The answer must restate the records below word for word.

─── Exercise material ───

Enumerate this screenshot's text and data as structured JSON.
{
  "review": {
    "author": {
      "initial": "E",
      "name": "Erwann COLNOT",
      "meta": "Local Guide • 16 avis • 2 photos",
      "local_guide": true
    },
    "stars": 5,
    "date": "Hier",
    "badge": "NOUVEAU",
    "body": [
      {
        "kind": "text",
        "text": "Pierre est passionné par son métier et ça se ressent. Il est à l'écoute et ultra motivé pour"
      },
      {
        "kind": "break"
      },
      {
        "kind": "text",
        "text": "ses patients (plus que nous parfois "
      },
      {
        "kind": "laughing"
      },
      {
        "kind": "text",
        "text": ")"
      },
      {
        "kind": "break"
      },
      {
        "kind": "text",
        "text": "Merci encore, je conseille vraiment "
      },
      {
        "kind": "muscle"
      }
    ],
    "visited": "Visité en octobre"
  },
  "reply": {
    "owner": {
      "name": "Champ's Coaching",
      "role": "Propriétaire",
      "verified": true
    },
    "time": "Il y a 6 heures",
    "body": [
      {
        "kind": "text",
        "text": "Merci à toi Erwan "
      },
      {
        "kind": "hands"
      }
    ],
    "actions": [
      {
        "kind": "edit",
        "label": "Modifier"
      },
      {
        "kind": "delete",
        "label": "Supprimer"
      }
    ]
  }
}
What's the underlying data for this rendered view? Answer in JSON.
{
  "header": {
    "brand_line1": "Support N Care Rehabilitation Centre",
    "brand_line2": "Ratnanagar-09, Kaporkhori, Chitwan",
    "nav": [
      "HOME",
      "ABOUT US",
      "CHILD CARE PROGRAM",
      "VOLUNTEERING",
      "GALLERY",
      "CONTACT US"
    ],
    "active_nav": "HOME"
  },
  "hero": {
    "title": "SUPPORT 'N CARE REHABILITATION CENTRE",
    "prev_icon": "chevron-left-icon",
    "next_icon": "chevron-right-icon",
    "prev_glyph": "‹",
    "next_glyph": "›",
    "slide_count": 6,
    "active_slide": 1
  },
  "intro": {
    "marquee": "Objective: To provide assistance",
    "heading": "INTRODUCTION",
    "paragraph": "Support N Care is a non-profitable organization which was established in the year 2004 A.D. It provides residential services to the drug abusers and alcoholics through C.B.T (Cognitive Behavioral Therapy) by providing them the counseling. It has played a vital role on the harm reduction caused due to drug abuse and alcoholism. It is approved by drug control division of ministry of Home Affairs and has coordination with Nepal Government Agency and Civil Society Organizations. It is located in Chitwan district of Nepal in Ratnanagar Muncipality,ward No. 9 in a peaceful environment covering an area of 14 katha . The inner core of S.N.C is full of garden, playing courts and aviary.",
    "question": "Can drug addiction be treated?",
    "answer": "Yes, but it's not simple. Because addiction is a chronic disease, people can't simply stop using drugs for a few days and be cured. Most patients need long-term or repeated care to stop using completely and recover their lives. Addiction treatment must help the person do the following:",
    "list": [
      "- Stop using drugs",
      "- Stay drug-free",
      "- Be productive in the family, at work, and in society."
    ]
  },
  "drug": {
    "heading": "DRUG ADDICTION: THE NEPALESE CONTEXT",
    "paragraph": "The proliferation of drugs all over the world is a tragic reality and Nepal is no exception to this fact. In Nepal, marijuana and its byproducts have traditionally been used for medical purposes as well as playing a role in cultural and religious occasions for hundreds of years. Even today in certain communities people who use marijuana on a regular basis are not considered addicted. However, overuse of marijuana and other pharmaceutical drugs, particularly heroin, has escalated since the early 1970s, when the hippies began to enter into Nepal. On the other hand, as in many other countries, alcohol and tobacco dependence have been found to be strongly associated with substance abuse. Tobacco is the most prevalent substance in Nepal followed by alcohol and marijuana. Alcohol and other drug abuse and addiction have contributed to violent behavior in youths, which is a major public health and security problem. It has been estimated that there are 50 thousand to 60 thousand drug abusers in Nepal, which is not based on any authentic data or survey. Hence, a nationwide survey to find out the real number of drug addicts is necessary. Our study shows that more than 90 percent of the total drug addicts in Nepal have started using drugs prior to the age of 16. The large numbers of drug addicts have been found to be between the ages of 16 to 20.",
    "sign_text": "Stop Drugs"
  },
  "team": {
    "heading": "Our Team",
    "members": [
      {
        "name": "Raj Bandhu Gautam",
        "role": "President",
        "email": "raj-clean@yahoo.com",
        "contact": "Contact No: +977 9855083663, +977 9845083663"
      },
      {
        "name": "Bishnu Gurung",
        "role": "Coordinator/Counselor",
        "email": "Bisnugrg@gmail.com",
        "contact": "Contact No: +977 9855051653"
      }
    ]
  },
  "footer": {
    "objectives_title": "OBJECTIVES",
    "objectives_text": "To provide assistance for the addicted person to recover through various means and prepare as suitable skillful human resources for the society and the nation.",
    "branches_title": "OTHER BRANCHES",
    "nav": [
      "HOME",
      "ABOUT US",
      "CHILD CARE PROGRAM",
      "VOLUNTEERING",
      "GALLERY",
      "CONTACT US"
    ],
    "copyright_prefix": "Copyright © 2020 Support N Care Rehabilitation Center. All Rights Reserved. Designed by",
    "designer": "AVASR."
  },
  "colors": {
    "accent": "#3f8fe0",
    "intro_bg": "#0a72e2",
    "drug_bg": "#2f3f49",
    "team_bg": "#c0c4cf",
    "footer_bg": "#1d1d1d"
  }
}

───

> [Task response]:
Enumerate this screenshot's text and data as structured JSON.
{
  "review": {
    "author": {
      "initial": "E",
      "name": "Erwann COLNOT",
      "meta": "Local Guide • 16 avis • 2 photos",
      "local_guide": true
    },
    "stars": 5,
    "date": "Hier",
    "badge": "NOUVEAU",
    "body": [
      {
        "kind": "text",
        "text": "Pierre est passionné par son métier et ça se ressent. Il est à l'écoute et ultra motivé pour"
      },
      {
        "kind": "break"
      },
      {
        "kind": "text",
        "text": "ses patients (plus que nous parfois "
      },
      {
        "kind": "laughing"
      },
      {
        "kind": "text",
        "text": ")"
      },
      {
        "kind": "break"
      },
      {
        "kind": "text",
        "text": "Merci encore, je conseille vraiment "
      },
      {
        "kind": "muscle"
      }
    ],
    "visited": "Visité en octobre"
  },
  "reply": {
    "owner": {
      "name": "Champ's Coaching",
      "role": "Propriétaire",
      "verified": true
    },
    "time": "Il y a 6 heures",
    "body": [
      {
        "kind": "text",
        "text": "Merci à toi Erwan "
      },
      {
        "kind": "hands"
      }
    ],
    "actions": [
      {
        "kind": "edit",
        "label": "Modifier"
      },
      {
        "kind": "delete",
        "label": "Supprimer"
      }
    ]
  }
}
What's the underlying data for this rendered view? Answer in JSON.
{
  "header": {
    "brand_line1": "Support N Care Rehabilitation Centre",
    "brand_line2": "Ratnanagar-09, Kaporkhori, Chitwan",
    "nav": [
      "HOME",
      "ABOUT US",
      "CHILD CARE PROGRAM",
      "VOLUNTEERING",
      "GALLERY",
      "CONTACT US"
    ],
    "active_nav": "HOME"
  },
  "hero": {
    "title": "SUPPORT 'N CARE REHABILITATION CENTRE",
    "prev_icon": "chevron-left-icon",
    "next_icon": "chevron-right-icon",
    "prev_glyph": "‹",
    "next_glyph": "›",
    "slide_count": 6,
    "active_slide": 1
  },
  "intro": {
    "marquee": "Objective: To provide assistance",
    "heading": "INTRODUCTION",
    "paragraph": "Support N Care is a non-profitable organization which was established in the year 2004 A.D. It provides residential services to the drug abusers and alcoholics through C.B.T (Cognitive Behavioral Therapy) by providing them the counseling. It has played a vital role on the harm reduction caused due to drug abuse and alcoholism. It is approved by drug control division of ministry of Home Affairs and has coordination with Nepal Government Agency and Civil Society Organizations. It is located in Chitwan district of Nepal in Ratnanagar Muncipality,ward No. 9 in a peaceful environment covering an area of 14 katha . The inner core of S.N.C is full of garden, playing courts and aviary.",
    "question": "Can drug addiction be treated?",
    "answer": "Yes, but it's not simple. Because addiction is a chronic disease, people can't simply stop using drugs for a few days and be cured. Most patients need long-term or repeated care to stop using completely and recover their lives. Addiction treatment must help the person do the following:",
    "list": [
      "- Stop using drugs",
      "- Stay drug-free",
      "- Be productive in the family, at work, and in society."
    ]
  },
  "drug": {
    "heading": "DRUG ADDICTION: THE NEPALESE CONTEXT",
    "paragraph": "The proliferation of drugs all over the world is a tragic reality and Nepal is no exception to this fact. In Nepal, marijuana and its byproducts have traditionally been used for medical purposes as well as playing a role in cultural and religious occasions for hundreds of years. Even today in certain communities people who use marijuana on a regular basis are not considered addicted. However, overuse of marijuana and other pharmaceutical drugs, particularly heroin, has escalated since the early 1970s, when the hippies began to enter into Nepal. On the other hand, as in many other countries, alcohol and tobacco dependence have been found to be strongly associated with substance abuse. Tobacco is the most prevalent substance in Nepal followed by alcohol and marijuana. Alcohol and other drug abuse and addiction have contributed to violent behavior in youths, which is a major public health and security problem. It has been estimated that there are 50 thousand to 60 thousand drug abusers in Nepal, which is not based on any authentic data or survey. Hence, a nationwide survey to find out the real number of drug addicts is necessary. Our study shows that more than 90 percent of the total drug addicts in Nepal have started using drugs prior to the age of 16. The large numbers of drug addicts have been found to be between the ages of 16 to 20.",
    "sign_text": "Stop Drugs"
  },
  "team": {
    "heading": "Our Team",
    "members": [
      {
        "name": "Raj Bandhu Gautam",
        "role": "President",
        "email": "raj-clean@yahoo.com",
        "contact": "Contact No: +977 9855083663, +977 9845083663"
      },
      {
        "name": "Bishnu Gurung",
        "role": "Coordinator/Counselor",
        "email": "Bisnugrg@gmail.com",
        "contact": "Contact No: +977 9855051653"
      }
    ]
  },
  "footer": {
    "objectives_title": "OBJECTIVES",
    "objectives_text": "To provide assistance for the addicted person to recover through various means and prepare as suitable skillful human resources for the society and the nation.",
    "branches_title": "OTHER BRANCHES",
    "nav": [
      "HOME",
      "ABOUT US",
      "CHILD CARE PROGRAM",
      "VOLUNTEERING",
      "GALLERY",
      "CONTACT US"
    ],
    "copyright_prefix": "Copyright © 2020 Support N Care Rehabilitation Center. All Rights Reserved. Designed by",
    "designer": "AVASR."
  },
  "colors": {
    "accent": "#3f8fe0",
    "intro_bg": "#0a72e2",
    "drug_bg": "#2f3f49",
    "team_bg": "#c0c4cf",
    "footer_bg": "#1d1d1d"
  }
}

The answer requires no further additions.